O QUE FAZER:
Prossiga com o texto sobre as CPIs da Câmara Municipal de Manaus, a partir da última frase apresentada.

TRECHO SELECIONADO:
Criada como instrumento de investigação para o Poder Legislativo de todo o país, a CPI (Comissão Parlamentar de Inquérito) parece ser a única forma encontrada por alguns parlamentares da CMM (Câmara Municipal de Manaus) para a resolução dos problemas da cidade. O método que além de não emplacar resultados reais de punição, onerou ao cofre público municipal em 2010, quando foi realizada a CPI dos Combustíveis, o equivalente a R$ 300 mil, como informou a assessoria de impressa do presidente da Casa, vereador Isaac Tayah.
Cada comissão dura em média três meses em Manaus, e suas conclusões devem ser remetidas para o Ministério Público responsável, a fim de que o mesmo venha promover a responsabilização civil ou criminal dos infratores. Mas essa definição só fica mesmo na teoria, pois, a última CPI instalada pelos vereadores, em agosto de 2010, foi concluída com o parecer que reconheceu a utilização de cartel por parte dos proprietários de postos de combustíveis, entretanto eles até hoje não sofreram nenhuma sanção penal por conta do crime.

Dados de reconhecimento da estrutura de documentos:

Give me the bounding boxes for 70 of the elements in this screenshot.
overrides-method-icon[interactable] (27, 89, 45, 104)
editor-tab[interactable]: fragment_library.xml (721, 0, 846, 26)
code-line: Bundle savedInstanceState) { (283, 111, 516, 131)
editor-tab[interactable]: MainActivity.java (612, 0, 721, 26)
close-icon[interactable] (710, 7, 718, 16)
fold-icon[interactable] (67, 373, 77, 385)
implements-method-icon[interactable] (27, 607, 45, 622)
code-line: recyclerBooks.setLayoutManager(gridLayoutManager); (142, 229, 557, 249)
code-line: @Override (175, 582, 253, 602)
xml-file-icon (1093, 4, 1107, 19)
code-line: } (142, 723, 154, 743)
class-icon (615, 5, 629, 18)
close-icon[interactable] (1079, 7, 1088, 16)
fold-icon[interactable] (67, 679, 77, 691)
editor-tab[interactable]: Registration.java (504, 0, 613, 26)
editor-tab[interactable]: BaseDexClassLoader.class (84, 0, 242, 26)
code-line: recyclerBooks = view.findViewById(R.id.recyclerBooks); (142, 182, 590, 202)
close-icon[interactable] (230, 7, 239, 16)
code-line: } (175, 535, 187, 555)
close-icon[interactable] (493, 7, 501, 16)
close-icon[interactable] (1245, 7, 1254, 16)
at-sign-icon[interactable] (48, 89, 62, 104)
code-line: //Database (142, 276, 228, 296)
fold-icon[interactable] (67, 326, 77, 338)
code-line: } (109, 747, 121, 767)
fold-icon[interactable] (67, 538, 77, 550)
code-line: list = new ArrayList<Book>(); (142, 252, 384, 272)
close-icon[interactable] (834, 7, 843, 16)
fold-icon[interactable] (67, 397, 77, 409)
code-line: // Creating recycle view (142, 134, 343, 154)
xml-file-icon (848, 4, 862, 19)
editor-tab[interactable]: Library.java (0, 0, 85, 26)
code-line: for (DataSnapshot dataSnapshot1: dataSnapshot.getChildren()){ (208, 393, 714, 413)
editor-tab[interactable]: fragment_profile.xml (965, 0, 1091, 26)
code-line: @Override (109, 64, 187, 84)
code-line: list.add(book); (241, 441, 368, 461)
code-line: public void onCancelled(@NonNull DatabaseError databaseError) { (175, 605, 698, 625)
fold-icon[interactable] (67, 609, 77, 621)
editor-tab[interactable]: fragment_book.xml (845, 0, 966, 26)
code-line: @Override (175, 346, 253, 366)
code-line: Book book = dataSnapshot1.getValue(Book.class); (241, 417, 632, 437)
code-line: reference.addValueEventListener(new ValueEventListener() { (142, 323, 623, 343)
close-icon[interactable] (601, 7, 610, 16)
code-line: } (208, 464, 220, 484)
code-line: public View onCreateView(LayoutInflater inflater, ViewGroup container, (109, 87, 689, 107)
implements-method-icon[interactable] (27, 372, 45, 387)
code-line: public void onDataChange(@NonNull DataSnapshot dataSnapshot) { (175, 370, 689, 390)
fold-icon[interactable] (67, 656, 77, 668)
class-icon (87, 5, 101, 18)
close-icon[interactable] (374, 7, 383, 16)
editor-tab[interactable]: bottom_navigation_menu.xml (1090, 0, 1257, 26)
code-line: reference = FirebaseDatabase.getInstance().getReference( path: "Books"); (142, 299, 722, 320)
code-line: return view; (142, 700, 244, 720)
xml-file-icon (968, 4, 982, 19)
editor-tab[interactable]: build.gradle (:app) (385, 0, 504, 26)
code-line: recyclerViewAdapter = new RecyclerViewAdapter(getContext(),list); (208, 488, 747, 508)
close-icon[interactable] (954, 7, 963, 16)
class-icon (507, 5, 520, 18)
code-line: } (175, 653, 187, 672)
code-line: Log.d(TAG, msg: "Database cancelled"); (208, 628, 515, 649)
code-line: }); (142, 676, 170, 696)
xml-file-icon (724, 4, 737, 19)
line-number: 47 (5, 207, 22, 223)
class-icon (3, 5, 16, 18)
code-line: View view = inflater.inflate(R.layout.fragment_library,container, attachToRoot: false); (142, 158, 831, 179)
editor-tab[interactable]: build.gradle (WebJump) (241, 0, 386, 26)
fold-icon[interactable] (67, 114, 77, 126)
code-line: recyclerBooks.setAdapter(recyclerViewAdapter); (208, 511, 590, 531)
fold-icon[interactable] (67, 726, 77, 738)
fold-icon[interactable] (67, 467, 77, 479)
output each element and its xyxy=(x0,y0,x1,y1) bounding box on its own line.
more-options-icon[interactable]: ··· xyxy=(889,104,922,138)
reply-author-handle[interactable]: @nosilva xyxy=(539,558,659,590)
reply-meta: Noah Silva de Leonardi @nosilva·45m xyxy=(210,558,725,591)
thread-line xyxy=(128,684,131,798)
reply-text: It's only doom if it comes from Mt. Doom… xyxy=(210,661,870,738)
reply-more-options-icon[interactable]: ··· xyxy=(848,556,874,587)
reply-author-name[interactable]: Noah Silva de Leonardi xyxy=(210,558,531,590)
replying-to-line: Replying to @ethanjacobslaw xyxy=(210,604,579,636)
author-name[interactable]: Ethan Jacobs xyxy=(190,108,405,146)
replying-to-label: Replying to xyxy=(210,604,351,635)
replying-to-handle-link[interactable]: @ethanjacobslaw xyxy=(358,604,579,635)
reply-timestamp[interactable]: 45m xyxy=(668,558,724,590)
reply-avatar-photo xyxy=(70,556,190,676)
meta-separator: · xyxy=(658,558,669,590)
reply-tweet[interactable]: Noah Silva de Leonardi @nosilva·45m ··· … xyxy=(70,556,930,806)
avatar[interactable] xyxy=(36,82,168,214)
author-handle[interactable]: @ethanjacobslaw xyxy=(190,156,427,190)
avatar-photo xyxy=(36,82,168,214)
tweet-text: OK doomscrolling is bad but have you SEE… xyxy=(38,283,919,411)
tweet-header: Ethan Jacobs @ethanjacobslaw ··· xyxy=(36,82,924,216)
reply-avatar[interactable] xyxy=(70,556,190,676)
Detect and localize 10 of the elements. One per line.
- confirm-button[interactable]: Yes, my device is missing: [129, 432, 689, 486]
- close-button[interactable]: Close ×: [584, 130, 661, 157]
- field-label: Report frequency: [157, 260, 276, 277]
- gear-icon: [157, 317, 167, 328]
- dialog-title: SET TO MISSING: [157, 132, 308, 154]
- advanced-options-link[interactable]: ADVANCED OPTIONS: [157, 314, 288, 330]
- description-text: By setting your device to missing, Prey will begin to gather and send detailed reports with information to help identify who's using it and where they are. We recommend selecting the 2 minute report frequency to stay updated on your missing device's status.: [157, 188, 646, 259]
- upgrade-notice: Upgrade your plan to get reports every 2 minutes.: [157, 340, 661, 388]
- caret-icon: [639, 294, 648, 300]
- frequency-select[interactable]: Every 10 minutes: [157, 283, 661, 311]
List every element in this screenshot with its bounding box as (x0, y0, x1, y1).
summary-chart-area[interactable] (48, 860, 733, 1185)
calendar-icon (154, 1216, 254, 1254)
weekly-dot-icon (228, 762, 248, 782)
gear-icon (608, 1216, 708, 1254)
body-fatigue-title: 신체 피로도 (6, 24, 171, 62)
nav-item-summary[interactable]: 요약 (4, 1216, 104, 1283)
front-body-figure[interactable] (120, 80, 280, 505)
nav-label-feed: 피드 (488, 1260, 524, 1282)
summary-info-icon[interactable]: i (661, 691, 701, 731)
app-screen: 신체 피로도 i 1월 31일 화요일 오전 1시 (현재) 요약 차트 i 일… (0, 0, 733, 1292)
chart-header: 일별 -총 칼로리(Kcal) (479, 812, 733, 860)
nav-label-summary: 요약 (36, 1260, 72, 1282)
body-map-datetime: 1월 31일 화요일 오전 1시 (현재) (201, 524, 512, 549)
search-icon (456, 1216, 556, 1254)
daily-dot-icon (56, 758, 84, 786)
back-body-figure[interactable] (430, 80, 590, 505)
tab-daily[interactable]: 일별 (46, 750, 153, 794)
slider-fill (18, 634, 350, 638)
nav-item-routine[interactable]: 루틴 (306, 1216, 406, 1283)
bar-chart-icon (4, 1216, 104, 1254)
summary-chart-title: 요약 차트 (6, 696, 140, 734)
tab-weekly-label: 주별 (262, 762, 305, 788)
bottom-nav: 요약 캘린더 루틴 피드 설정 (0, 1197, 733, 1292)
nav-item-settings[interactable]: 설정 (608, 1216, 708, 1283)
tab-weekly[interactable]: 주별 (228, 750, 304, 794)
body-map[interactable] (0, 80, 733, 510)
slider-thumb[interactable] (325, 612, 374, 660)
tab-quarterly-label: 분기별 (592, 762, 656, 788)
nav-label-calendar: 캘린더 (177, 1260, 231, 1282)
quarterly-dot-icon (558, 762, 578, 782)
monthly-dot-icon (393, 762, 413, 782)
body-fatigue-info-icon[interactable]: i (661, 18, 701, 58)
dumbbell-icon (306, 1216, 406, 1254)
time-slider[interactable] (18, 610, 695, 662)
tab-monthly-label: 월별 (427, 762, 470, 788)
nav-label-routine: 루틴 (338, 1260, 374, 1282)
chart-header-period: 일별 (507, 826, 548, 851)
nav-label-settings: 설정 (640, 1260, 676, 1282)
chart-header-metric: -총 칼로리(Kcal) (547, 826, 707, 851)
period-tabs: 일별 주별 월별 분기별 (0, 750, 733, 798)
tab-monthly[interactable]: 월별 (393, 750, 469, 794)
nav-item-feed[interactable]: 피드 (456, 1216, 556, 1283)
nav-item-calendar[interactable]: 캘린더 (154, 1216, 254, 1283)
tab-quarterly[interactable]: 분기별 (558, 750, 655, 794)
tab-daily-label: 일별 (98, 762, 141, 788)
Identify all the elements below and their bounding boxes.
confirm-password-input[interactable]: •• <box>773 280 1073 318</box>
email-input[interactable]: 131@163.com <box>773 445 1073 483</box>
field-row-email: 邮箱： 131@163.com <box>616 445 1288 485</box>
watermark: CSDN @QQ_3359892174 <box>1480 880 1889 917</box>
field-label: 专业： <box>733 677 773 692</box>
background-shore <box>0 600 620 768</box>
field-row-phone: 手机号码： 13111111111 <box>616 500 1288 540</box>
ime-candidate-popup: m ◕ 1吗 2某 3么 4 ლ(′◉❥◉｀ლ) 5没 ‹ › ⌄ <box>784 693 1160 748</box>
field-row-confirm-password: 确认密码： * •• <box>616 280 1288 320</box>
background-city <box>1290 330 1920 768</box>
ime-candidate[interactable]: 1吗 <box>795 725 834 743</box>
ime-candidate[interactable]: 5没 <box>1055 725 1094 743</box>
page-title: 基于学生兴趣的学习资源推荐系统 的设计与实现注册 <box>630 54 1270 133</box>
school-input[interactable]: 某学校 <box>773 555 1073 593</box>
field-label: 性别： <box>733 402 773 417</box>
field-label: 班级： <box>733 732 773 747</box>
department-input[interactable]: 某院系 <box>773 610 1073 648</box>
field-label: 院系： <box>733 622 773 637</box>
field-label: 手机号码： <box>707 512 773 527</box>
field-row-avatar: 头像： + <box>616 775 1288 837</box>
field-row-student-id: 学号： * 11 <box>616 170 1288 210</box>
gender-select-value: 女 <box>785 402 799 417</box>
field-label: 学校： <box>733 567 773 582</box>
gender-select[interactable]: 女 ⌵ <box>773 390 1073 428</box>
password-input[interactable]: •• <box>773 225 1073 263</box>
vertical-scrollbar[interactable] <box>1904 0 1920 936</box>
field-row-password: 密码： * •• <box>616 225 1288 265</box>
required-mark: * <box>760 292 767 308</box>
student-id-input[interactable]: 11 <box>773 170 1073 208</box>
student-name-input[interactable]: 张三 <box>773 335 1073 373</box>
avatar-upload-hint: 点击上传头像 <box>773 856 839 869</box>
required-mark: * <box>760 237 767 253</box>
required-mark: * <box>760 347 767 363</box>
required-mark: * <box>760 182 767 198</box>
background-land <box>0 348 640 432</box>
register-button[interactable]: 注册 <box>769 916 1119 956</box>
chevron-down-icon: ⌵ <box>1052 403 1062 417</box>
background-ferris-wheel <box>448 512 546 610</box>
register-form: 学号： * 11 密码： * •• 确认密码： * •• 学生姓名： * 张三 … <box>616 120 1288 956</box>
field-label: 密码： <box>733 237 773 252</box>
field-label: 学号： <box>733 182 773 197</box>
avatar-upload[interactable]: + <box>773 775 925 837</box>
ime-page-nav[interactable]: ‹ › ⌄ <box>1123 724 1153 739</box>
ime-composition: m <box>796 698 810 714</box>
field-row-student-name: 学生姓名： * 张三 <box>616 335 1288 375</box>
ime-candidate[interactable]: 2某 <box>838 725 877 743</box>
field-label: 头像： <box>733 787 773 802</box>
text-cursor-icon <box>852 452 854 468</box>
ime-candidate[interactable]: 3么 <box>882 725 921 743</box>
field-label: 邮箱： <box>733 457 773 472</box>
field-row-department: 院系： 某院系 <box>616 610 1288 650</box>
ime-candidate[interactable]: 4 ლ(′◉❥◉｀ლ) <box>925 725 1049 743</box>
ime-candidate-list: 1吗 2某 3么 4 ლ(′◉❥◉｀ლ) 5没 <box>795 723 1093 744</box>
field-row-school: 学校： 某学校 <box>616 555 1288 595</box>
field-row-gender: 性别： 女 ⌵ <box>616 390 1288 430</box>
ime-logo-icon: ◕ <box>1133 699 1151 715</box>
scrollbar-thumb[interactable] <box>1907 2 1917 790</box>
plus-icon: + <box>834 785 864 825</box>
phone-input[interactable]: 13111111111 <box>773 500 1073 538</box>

RESULTADO:
Mesmo assim, outras três CPIs estão sendo solicitadas pelos vereadores. A primeira é a dos transportes, requerida no final do ano passado pelo vereador Hissa Abrahão (PPS), mas que não entrou em pauta na última legislatura sob alegação de falta de tempo hábil para sua execução.
Vereadores sugerem 3 novas comissões
Na época, o propositor da matéria afirmou que acreditava em “manobra política” para desviar a atenção das suspeitas de fraude no setor de transporte coletivo da cidade.
Outra proposta de investigação refere-se a irregularidades na prestação de serviço da empresa Emparsanco S/A Engenharia e Arquitetura, responsável pela Operação Tapa-Buracos nas ruas da cidade em 2009 e 2010. O autor do pedido, Joaquim Lucena (PSB), quer saber se a Emparsanco realizou ou não os serviços pelos quais ganhou R$ 87,4 milhões em 2009 e no ano passado.
A terceira foi sugerida no último dia 14, pelo petista Waldemir José. O parlamentar quer averiguados os contratos das empresas Consladel e Datapromo, com a prefeitura municipal. As prestadoras de serviços foram denunciadas pelo Fantástico por participarem do esquema onde as lombadas eletrônicas eram utilizadas para movimentar a chamada ‘máfia das multas’.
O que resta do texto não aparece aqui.